- **Objective**: Retype the data that follows line by line, exactly, and leave its pictures out.

- **Extracted information**:

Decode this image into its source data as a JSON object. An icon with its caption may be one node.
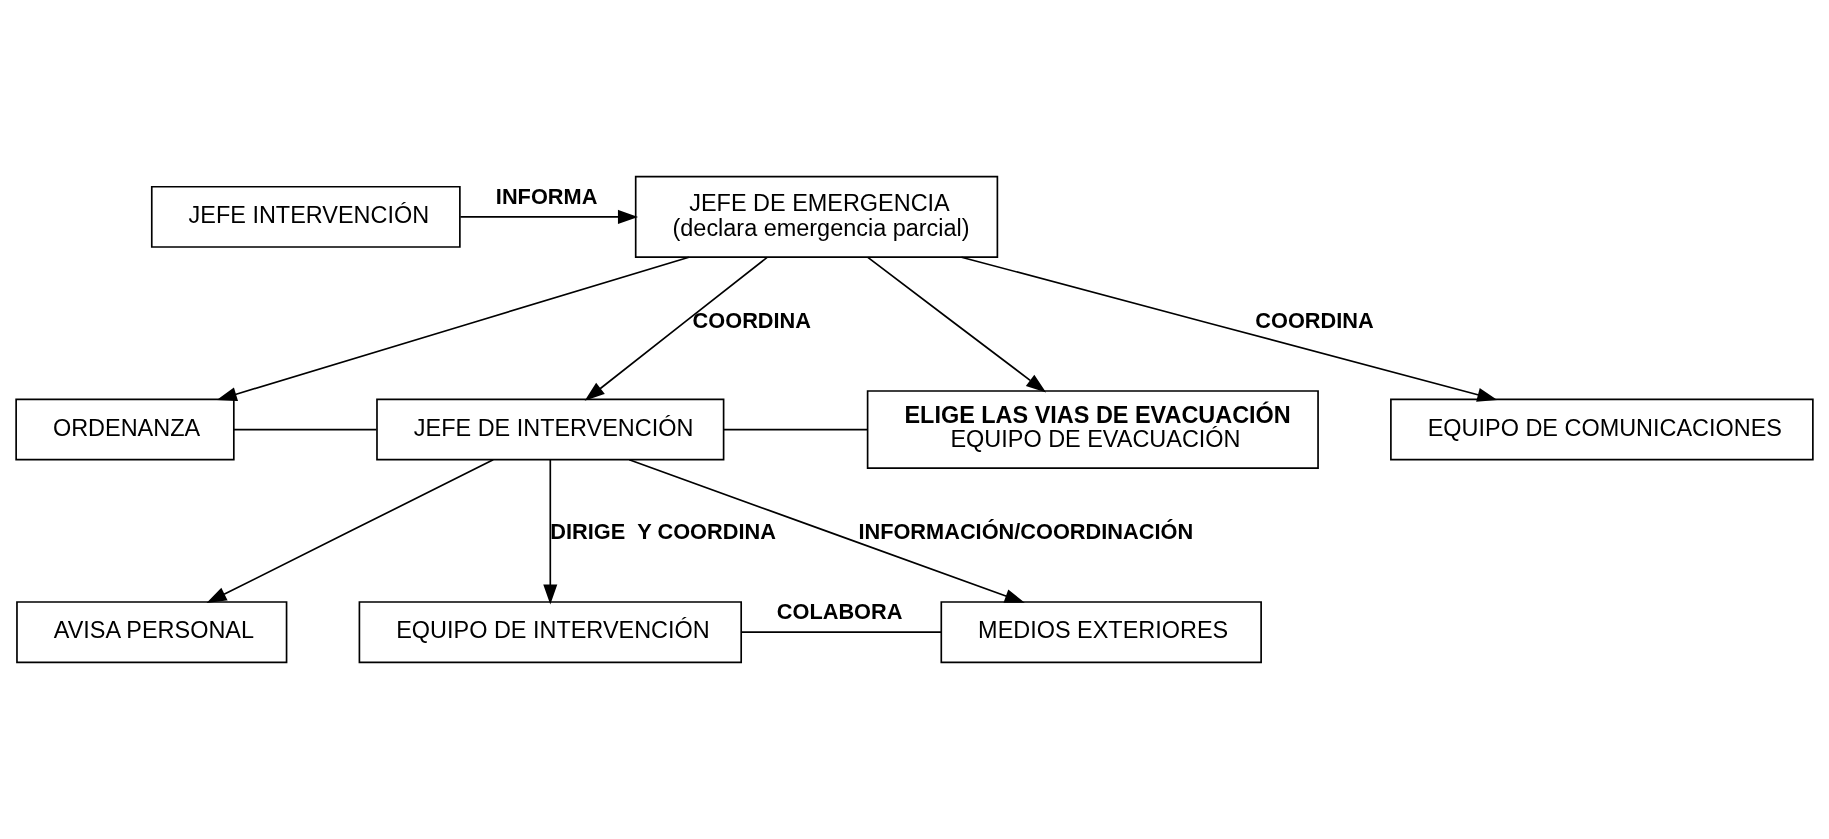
{
  "diagram": {
    "nodes": [
      {
        "text": [
          "JEFE INTERVENCIÓN"
        ]
      },
      {
        "text": [
          "JEFE DE EMERGENCIA",
          "(declara emergencia parcial)"
        ]
      },
      {
        "text": [
          "EQUIPO DE COMUNICACIONES"
        ]
      },
      {
        "text": [
          "ORDENANZA"
        ]
      },
      {
        "text": [
          "JEFE DE INTERVENCIÓN"
        ]
      },
      {
        "text": [
          "ELIGE LAS VIAS DE EVACUACIÓN",
          "EQUIPO DE EVACUACIÓN"
        ]
      },
      {
        "text": [
          "AVISA PERSONAL"
        ]
      },
      {
        "text": [
          "EQUIPO DE INTERVENCIÓN"
        ]
      },
      {
        "text": [
          "MEDIOS EXTERIORES"
        ]
      }
    ],
    "edges": [
      {
        "from": 0,
        "to": 1,
        "arrow": "to",
        "label": "INFORMA"
      },
      {
        "from": 1,
        "to": 3,
        "arrow": "to"
      },
      {
        "from": 1,
        "to": 4,
        "arrow": "to",
        "label": "COORDINA"
      },
      {
        "from": 1,
        "to": 5,
        "arrow": "to"
      },
      {
        "from": 1,
        "to": 2,
        "arrow": "to",
        "label": "COORDINA"
      },
      {
        "from": 3,
        "to": 4,
        "arrow": "none"
      },
      {
        "from": 4,
        "to": 5,
        "arrow": "none"
      },
      {
        "from": 4,
        "to": 6,
        "arrow": "to"
      },
      {
        "from": 4,
        "to": 7,
        "arrow": "to",
        "label": "DIRIGE  Y COORDINA"
      },
      {
        "from": 4,
        "to": 8,
        "arrow": "to",
        "label": "INFORMACIÓN/COORDINACIÓN"
      },
      {
        "from": 7,
        "to": 8,
        "arrow": "none",
        "label": "COLABORA"
      }
    ]
  }
}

- **Exercise solution**:
Decode this image into its source data as a JSON object. An icon with its caption may be one node.
{
  "diagram": {
    "nodes": [
      {
        "text": [
          "JEFE INTERVENCIÓN"
        ]
      },
      {
        "text": [
          "JEFE DE EMERGENCIA",
          "(declara emergencia parcial)"
        ]
      },
      {
        "text": [
          "EQUIPO DE COMUNICACIONES"
        ]
      },
      {
        "text": [
          "ORDENANZA"
        ]
      },
      {
        "text": [
          "JEFE DE INTERVENCIÓN"
        ]
      },
      {
        "text": [
          "ELIGE LAS VIAS DE EVACUACIÓN",
          "EQUIPO DE EVACUACIÓN"
        ]
      },
      {
        "text": [
          "AVISA PERSONAL"
        ]
      },
      {
        "text": [
          "EQUIPO DE INTERVENCIÓN"
        ]
      },
      {
        "text": [
          "MEDIOS EXTERIORES"
        ]
      }
    ],
    "edges": [
      {
        "from": 0,
        "to": 1,
        "arrow": "to",
        "label": "INFORMA"
      },
      {
        "from": 1,
        "to": 3,
        "arrow": "to"
      },
      {
        "from": 1,
        "to": 4,
        "arrow": "to",
        "label": "COORDINA"
      },
      {
        "from": 1,
        "to": 5,
        "arrow": "to"
      },
      {
        "from": 1,
        "to": 2,
        "arrow": "to",
        "label": "COORDINA"
      },
      {
        "from": 3,
        "to": 4,
        "arrow": "none"
      },
      {
        "from": 4,
        "to": 5,
        "arrow": "none"
      },
      {
        "from": 4,
        "to": 6,
        "arrow": "to"
      },
      {
        "from": 4,
        "to": 7,
        "arrow": "to",
        "label": "DIRIGE  Y COORDINA"
      },
      {
        "from": 4,
        "to": 8,
        "arrow": "to",
        "label": "INFORMACIÓN/COORDINACIÓN"
      },
      {
        "from": 7,
        "to": 8,
        "arrow": "none",
        "label": "COLABORA"
      }
    ]
  }
}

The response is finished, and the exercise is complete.